• [Extracto del documento]:
○ ○ ○ ○ ○ ○ ○
Jesús es la novedad absoluta, que irrumpe y derriba el muro de la muerte. Puesto que Cristo es vida eterna, la muerte no tiene dominio sobre él. La resurrección de Lázaro es signo de su señorío total sobre la muerte física. De hecho, Jesús considera la muerte como un sueño: «Lázaro, nuestro amigo, está dormido; voy a despertarlo». Del mismo modo que existe una vida física y la vida que nos trae el Señor, también existe otra muerte diversa de la física, la muerte espiritual. El pecado la provoca y para vencerla Cristo sufrió la cruz.
○ ○ ○ ○ ○ ○ ○
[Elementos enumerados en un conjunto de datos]
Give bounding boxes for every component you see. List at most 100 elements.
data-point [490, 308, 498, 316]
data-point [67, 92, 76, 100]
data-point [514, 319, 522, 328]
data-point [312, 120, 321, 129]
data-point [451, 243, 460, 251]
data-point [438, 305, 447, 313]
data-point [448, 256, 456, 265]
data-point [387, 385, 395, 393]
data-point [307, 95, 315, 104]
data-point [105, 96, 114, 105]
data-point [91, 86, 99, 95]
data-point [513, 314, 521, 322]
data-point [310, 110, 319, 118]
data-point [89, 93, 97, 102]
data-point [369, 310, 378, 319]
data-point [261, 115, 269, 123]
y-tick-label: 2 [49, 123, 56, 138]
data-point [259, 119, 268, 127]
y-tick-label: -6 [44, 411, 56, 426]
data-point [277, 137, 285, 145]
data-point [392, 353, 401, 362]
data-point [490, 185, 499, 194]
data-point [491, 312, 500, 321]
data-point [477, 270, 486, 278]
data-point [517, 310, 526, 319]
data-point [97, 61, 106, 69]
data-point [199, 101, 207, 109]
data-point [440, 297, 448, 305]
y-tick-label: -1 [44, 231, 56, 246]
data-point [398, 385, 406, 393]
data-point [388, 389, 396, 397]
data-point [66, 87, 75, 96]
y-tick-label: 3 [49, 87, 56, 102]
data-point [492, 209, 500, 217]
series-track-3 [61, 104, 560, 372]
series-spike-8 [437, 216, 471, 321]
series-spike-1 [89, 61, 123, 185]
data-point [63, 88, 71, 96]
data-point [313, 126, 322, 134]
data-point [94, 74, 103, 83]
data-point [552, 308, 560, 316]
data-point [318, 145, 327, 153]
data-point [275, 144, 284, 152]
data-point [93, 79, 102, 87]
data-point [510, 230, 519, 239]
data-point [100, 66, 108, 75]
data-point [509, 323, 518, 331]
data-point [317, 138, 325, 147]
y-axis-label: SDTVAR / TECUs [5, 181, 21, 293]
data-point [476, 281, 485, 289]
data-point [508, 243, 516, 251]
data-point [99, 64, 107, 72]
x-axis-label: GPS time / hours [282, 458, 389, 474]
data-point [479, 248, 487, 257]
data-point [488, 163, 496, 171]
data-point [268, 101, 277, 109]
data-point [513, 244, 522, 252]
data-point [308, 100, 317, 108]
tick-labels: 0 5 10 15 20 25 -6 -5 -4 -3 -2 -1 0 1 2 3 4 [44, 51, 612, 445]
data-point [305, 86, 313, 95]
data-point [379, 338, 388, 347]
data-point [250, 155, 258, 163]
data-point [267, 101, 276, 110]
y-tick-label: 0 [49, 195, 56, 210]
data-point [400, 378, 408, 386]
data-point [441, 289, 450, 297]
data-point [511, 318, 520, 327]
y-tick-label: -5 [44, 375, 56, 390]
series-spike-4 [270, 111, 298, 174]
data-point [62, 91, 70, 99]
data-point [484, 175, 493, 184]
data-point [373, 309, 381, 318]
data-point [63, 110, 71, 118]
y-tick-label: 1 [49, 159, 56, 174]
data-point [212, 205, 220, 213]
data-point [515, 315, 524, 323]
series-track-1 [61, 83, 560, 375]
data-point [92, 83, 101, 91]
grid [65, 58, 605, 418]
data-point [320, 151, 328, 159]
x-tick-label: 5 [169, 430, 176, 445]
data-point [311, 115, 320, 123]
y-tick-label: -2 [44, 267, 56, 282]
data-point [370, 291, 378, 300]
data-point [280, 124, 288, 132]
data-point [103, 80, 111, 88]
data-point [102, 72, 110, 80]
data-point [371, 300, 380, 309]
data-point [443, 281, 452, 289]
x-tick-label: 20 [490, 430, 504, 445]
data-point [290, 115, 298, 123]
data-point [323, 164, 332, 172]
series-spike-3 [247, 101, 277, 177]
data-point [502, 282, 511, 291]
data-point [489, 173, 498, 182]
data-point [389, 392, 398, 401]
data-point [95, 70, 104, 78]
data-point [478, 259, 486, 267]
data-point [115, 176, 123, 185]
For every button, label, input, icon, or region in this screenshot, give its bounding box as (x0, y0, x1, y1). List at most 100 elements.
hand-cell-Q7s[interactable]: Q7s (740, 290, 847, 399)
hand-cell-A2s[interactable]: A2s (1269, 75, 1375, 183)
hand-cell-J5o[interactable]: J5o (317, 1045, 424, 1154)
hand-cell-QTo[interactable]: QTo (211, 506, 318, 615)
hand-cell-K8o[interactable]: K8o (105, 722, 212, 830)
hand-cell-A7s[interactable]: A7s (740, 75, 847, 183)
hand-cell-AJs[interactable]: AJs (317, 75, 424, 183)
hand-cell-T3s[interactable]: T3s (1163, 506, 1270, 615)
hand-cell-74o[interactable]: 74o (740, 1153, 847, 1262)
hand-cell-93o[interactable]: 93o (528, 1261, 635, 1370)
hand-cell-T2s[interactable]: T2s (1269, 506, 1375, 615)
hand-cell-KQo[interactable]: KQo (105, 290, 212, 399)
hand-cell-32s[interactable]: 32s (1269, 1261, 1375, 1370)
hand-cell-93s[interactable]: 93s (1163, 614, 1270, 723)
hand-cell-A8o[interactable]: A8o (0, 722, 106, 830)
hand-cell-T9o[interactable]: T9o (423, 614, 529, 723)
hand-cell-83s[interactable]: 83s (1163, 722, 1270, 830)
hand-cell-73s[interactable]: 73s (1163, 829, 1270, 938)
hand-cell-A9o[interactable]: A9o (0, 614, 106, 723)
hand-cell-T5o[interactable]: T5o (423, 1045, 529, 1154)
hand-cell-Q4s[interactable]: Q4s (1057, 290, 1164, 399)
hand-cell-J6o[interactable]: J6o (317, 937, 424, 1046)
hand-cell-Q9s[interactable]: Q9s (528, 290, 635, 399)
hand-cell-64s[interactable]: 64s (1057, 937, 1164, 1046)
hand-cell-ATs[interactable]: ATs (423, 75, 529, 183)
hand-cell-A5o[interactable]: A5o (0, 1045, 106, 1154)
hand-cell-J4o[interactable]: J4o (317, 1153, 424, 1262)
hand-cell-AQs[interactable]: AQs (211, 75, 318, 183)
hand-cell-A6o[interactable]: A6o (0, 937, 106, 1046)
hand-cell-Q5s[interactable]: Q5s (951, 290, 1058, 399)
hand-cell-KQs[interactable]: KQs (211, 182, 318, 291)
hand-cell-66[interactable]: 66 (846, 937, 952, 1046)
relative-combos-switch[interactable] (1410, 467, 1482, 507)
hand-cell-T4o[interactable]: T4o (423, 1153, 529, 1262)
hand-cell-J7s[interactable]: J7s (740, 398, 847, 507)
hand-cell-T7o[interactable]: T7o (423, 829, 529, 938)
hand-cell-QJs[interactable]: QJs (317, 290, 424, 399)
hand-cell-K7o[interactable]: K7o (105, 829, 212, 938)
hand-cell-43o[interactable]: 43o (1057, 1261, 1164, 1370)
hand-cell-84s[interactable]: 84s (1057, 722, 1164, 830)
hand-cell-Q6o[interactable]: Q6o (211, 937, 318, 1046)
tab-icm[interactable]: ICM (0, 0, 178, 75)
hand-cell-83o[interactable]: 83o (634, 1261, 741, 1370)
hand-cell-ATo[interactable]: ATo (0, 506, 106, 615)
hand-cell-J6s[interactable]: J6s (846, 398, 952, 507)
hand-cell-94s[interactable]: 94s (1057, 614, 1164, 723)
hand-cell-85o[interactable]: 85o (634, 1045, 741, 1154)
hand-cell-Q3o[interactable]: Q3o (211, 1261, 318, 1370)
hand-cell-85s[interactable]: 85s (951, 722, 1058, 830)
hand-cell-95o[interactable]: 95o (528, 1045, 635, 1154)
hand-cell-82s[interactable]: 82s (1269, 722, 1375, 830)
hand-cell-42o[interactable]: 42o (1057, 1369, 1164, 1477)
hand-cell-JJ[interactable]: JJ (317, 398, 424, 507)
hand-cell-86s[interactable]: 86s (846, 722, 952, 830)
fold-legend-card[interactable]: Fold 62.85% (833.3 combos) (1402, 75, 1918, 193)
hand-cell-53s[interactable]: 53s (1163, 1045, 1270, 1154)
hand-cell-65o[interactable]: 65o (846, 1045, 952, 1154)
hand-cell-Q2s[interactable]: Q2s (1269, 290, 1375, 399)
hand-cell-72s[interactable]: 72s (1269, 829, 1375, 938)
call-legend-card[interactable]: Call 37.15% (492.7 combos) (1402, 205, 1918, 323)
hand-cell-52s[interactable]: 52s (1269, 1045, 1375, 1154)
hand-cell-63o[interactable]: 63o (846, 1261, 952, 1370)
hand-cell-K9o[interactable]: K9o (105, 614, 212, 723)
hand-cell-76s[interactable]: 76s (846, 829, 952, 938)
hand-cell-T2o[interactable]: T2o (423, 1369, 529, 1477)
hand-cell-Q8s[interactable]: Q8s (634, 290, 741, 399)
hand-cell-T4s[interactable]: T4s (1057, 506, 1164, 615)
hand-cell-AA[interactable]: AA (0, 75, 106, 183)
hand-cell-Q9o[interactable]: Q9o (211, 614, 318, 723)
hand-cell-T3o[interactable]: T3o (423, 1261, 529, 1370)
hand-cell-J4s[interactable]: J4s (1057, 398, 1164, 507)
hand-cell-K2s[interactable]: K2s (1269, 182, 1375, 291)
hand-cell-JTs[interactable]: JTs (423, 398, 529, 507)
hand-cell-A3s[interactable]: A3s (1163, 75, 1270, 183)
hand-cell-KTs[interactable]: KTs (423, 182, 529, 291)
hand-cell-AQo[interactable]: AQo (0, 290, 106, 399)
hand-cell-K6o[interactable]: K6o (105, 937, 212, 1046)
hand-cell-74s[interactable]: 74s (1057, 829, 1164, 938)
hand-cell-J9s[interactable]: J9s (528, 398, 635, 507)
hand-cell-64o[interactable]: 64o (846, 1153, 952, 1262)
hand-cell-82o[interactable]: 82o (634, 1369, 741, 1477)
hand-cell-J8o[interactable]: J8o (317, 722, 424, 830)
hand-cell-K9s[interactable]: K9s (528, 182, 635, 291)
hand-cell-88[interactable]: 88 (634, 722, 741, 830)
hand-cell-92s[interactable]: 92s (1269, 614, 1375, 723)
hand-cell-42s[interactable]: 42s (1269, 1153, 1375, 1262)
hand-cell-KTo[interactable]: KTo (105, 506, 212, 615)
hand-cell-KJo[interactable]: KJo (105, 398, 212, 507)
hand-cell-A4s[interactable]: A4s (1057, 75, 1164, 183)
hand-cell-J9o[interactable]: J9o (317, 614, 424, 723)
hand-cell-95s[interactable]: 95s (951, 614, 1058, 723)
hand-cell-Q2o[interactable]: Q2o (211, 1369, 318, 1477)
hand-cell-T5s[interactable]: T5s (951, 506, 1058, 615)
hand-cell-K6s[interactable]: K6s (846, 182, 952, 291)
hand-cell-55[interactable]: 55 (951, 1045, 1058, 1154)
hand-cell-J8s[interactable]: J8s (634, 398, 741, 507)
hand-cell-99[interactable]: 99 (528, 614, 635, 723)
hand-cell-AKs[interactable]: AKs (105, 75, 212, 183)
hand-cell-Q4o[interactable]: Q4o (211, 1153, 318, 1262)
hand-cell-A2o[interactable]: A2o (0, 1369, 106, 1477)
○ ○ ○ ○ ○ ○ ○
• [Qué se pide]:
Indica, por favor, si cada afirmación coincide con el fragmento sobre Lázaro, respondiendo sí o no y citando literalmente las palabras que lo deciden: 1. Jesús considera la muerte como un sueño. 2. La muerte espiritual la provoca la enfermedad. 3. La resurrección de Lázaro es signo del señorío total de Jesús sobre la muerte física.

• [Resultado de la tarea]:
1. Sí: «Jesús considera la muerte como un sueño».
2. No: «El pecado la provoca».
3. Sí: «La resurrección de Lázaro es signo de su señorío total sobre la muerte física».